In the data below, locate each line containing the word "cavity" and copy those lines out in full.

[Stored entries]
--- START ---
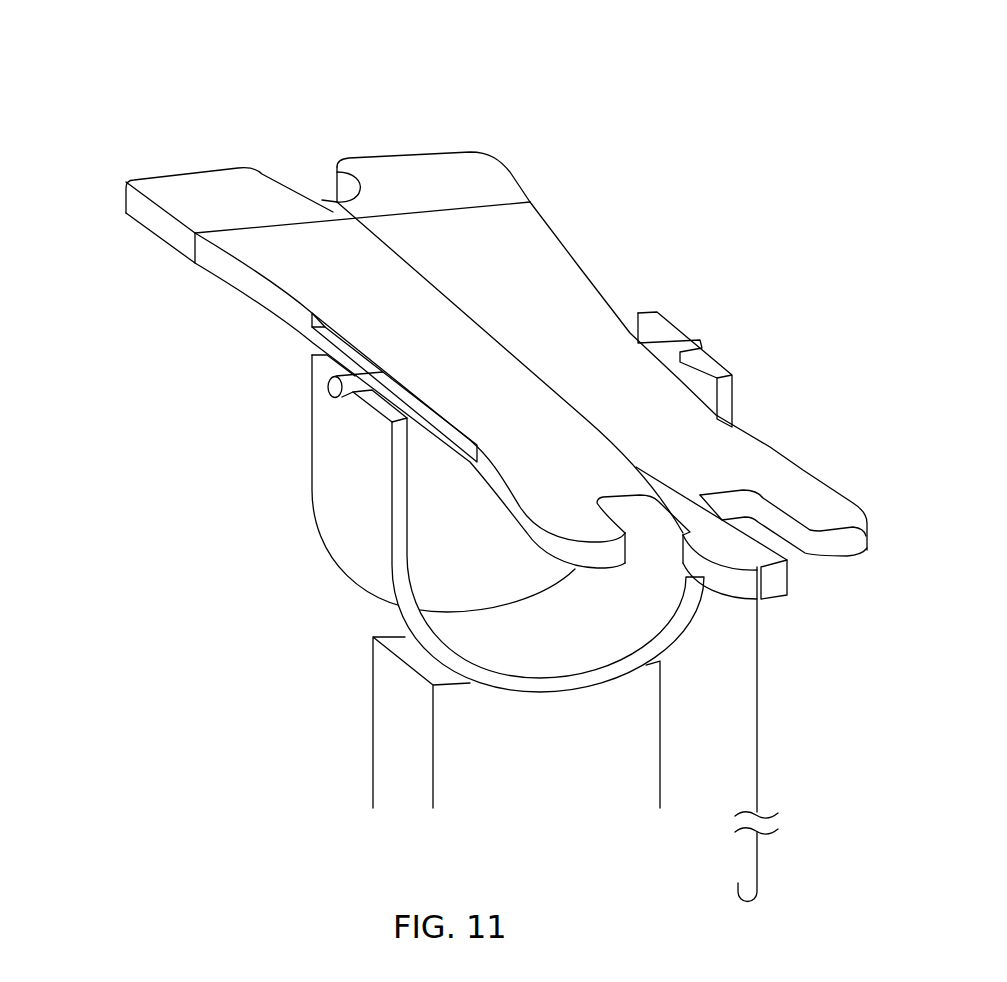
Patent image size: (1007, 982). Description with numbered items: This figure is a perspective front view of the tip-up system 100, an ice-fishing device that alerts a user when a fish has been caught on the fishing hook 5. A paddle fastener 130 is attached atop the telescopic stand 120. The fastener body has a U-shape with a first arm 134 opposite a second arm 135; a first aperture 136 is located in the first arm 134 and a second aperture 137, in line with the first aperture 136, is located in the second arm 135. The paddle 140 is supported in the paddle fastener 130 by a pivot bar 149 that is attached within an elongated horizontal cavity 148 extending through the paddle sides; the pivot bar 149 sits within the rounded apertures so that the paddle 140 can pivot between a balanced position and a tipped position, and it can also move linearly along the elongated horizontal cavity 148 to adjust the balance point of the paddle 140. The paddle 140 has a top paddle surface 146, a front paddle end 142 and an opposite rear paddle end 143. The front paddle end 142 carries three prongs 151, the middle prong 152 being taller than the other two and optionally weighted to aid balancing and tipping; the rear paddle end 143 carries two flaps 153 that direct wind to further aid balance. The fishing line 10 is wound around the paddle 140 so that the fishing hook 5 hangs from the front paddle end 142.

The tip-up system 100 is at (725, 87).
The fishing line 10 is at (460, 302).
The paddle 140 is at (603, 233).
The flaps 153 is at (232, 197).
The rear paddle end 143 is at (322, 200).
The elongated horizontal cavity 148 is at (247, 287).
The top paddle surface 146 is at (320, 262).
The prongs 151 is at (590, 548).
The front paddle end 142 is at (767, 598).
The middle prong 152 is at (780, 587).
The pivot bar 149 is at (400, 600).
The second arm 135 is at (718, 363).
The second aperture 137 is at (678, 342).
The paddle fastener 130 is at (325, 460).
The first arm 134 is at (357, 500).
The first aperture 136 is at (312, 355).
The telescopic stand 120 is at (400, 758).
The fishing hook 5 is at (757, 867).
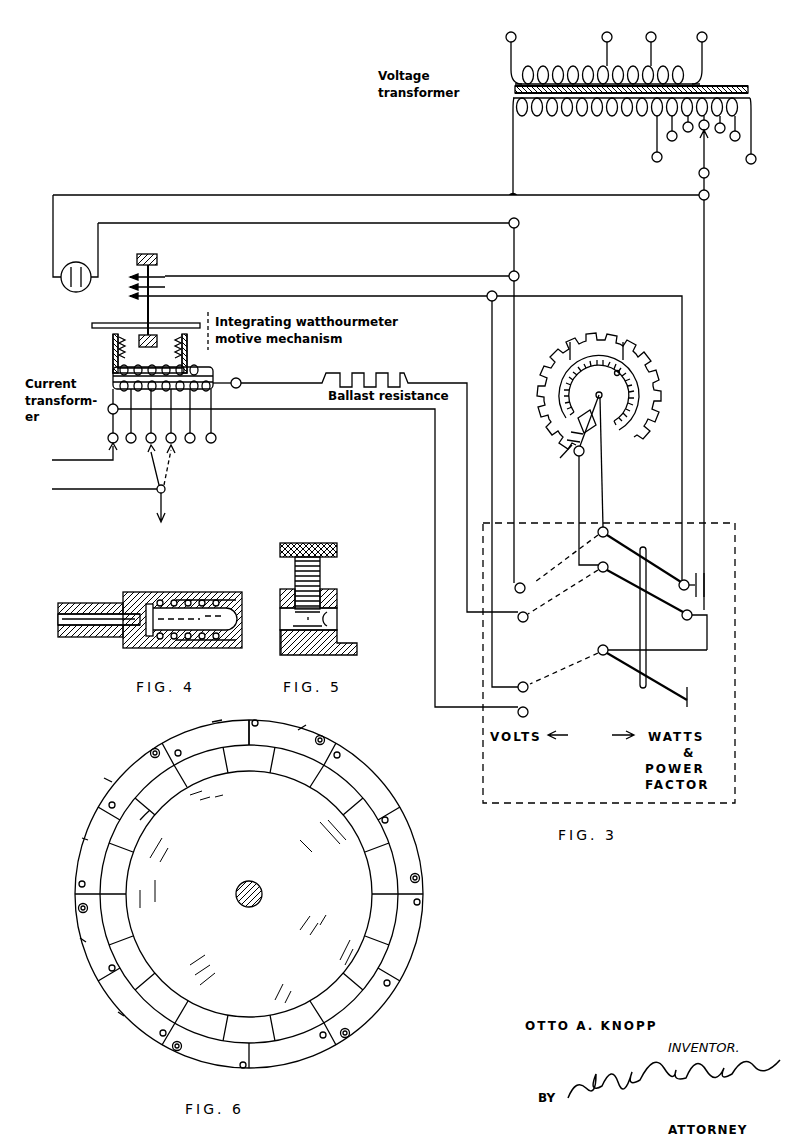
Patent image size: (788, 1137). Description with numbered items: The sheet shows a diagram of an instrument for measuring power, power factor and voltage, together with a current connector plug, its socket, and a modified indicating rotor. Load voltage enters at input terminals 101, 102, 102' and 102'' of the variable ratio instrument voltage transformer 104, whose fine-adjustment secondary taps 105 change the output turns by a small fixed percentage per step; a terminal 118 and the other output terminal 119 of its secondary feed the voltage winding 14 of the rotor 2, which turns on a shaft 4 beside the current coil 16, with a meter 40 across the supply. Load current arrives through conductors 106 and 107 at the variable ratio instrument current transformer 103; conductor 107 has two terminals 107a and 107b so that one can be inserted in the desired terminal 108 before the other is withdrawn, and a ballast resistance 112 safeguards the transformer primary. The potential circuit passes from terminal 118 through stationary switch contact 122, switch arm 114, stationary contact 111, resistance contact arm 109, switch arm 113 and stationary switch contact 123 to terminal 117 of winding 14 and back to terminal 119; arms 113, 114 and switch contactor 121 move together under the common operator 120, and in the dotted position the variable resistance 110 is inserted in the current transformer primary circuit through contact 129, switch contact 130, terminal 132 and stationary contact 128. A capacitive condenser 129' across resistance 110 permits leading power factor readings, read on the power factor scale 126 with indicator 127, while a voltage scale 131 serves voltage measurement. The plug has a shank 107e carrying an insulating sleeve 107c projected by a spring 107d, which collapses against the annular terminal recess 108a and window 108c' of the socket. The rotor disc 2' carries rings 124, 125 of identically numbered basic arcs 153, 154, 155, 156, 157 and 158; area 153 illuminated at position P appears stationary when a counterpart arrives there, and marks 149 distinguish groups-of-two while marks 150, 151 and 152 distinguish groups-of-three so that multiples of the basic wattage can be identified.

In FIG. 3, the input terminal 101 is at (510, 28).
In FIG. 3, the input terminal 102 is at (716, 48).
In FIG. 3, the line terminal 102' is at (642, 39).
In FIG. 3, the line terminal 102'' is at (591, 39).
In FIG. 3, the variable ratio instrument voltage transformer 104 is at (508, 92).
In FIG. 3, the fine-adjustment secondary taps 105 is at (655, 156).
In FIG. 3, the terminal of the transformer secondary 118 is at (709, 195).
In FIG. 3, the voltmeter 40 is at (62, 280).
In FIG. 3, the voltage winding 14 is at (130, 286).
In FIG. 3, the rotor 2 is at (136, 319).
In FIG. 3, the shaft 4 is at (140, 308).
In FIG. 3, the current coil 16 is at (110, 349).
In FIG. 3, the variable ratio instrument current transformer 103 is at (118, 385).
In FIG. 3, the load current input conductor 106 is at (72, 460).
In FIG. 3, the load current input conductor 107 is at (72, 489).
In FIG. 3, the terminal 107a is at (154, 470).
In FIG. 4, the terminal 107a is at (242, 590).
In FIG. 3, the terminal 107b is at (163, 497).
In FIG. 3, the terminal 108 is at (216, 438).
In FIG. 5, the terminal 108 is at (338, 600).
In FIG. 3, the ballast resistance 112 is at (360, 366).
In FIG. 3, the terminal of the potential coil 117 is at (490, 300).
In FIG. 3, the output terminal of the voltage transformer 119 is at (518, 276).
In FIG. 3, the variable resistance 110 is at (582, 338).
In FIG. 3, the power factor scale 126 is at (622, 334).
In FIG. 3, the voltage scale 131 is at (568, 342).
In FIG. 3, the indicator 127 is at (564, 442).
In FIG. 3, the resistance contact arm 109 is at (571, 456).
In FIG. 3, the stationary contact 111 is at (575, 460).
In FIG. 3, the switch arm 113 is at (582, 545).
In FIG. 3, the switch arm 114 is at (630, 586).
In FIG. 3, the terminal 132 is at (526, 578).
In FIG. 3, the switch contact 130 is at (526, 621).
In FIG. 3, the stationary switch contact 123 is at (680, 580).
In FIG. 3, the capacitive condenser 129' is at (719, 576).
In FIG. 3, the common operator 120 is at (634, 625).
In FIG. 3, the stationary switch contact 122 is at (692, 620).
In FIG. 3, the stationary contact 128 is at (536, 688).
In FIG. 3, the switch contactor 121 is at (630, 670).
In FIG. 3, the contact 129 is at (536, 716).
In FIG. 4, the shank 107e is at (116, 600).
In FIG. 4, the insulating sleeve 107c is at (172, 600).
In FIG. 4, the spring 107d is at (188, 590).
In FIG. 5, the socket window 108c' is at (333, 622).
In FIG. 5, the annular terminal recess 108a is at (277, 650).
In FIG. 6, the ring 124 is at (110, 768).
In FIG. 6, the ring 125 is at (145, 828).
In FIG. 6, the disc 2' is at (246, 897).
In FIG. 6, the marks 149 is at (96, 774).
In FIG. 6, the mark 150 is at (250, 728).
In FIG. 6, the mark 151 is at (338, 757).
In FIG. 6, the mark 152 is at (148, 748).
In FIG. 6, the basic arc 153 is at (305, 722).
In FIG. 6, the position P is at (272, 726).
In FIG. 6, the area 154 is at (220, 722).
In FIG. 6, the area 155 is at (106, 776).
In FIG. 6, the area 156 is at (84, 838).
In FIG. 6, the scale segment 157 is at (82, 940).
In FIG. 6, the scale segment 158 is at (120, 1014).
--- END ---
▶ RESULT FOR THIS TASK:
Patent image size: (1007, 982). Description with numbered items: This figure is a perspective front view of the tip-up system 100, an ice-fishing device that alerts a user when a fish has been caught on the fishing hook 5. A paddle fastener 130 is attached atop the telescopic stand 120. The fastener body has a U-shape with a first arm 134 opposite a second arm 135; a first aperture 136 is located in the first arm 134 and a second aperture 137, in line with the first aperture 136, is located in the second arm 135. The paddle 140 is supported in the paddle fastener 130 by a pivot bar 149 that is attached within an elongated horizontal cavity 148 extending through the paddle sides; the pivot bar 149 sits within the rounded apertures so that the paddle 140 can pivot between a balanced position and a tipped position, and it can also move linearly along the elongated horizontal cavity 148 to adjust the balance point of the paddle 140. The paddle 140 has a top paddle surface 146, a front paddle end 142 and an opposite rear paddle end 143. The front paddle end 142 carries three prongs 151, the middle prong 152 being taller than the other two and optionally weighted to aid balancing and tipping; the rear paddle end 143 carries two flaps 153 that direct wind to further aid balance. The fishing line 10 is wound around the paddle 140 so that the fishing hook 5 hangs from the front paddle end 142.
The elongated horizontal cavity 148 is at (247, 287).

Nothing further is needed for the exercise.